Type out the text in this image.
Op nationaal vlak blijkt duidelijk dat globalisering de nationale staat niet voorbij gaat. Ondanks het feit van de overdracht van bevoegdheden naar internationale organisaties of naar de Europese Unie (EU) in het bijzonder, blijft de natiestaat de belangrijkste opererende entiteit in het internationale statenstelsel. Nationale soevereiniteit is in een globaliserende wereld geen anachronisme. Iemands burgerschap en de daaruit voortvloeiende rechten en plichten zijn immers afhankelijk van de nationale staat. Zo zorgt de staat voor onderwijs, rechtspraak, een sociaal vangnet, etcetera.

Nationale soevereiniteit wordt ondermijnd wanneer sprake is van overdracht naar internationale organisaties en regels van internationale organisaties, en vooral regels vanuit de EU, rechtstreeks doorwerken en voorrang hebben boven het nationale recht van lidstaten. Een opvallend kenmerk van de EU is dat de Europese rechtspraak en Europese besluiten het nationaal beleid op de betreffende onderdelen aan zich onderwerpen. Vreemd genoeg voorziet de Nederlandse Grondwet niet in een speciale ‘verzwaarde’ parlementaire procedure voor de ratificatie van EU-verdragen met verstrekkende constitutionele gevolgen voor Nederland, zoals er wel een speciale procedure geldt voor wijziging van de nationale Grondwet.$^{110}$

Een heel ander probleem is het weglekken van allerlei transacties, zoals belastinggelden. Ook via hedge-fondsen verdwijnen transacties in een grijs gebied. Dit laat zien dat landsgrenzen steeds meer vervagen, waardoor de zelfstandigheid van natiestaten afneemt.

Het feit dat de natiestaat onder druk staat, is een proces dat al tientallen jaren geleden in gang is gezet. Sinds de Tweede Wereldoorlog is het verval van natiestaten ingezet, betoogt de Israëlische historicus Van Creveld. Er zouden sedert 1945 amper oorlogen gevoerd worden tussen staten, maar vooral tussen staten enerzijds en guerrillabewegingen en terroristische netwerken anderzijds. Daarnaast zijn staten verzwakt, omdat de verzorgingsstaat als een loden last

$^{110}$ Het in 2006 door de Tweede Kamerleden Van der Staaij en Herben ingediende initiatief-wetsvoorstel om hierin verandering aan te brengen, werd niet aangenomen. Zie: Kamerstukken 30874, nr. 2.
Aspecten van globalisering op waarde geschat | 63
+ + + + +
# Goal of the exercise:
From the records above, return each line that includes "Tweede".

# Solution to this task:
Het feit dat de natiestaat onder druk staat, is een proces dat al tientallen jaren geleden in gang is gezet. Sinds de Tweede Wereldoorlog is het verval van natiestaten ingezet, betoogt de Israëlische historicus Van Creveld. Er zouden sedert 1945 amper oorlogen gevoerd worden tussen staten, maar vooral tussen staten enerzijds en guerrillabewegingen en terroristische netwerken anderzijds. Daarnaast zijn staten verzwakt, omdat de verzorgingsstaat als een loden last
$^{110}$ Het in 2006 door de Tweede Kamerleden Van der Staaij en Herben ingediende initiatief-wetsvoorstel om hierin verandering aan te brengen, werd niet aangenomen. Zie: Kamerstukken 30874, nr. 2.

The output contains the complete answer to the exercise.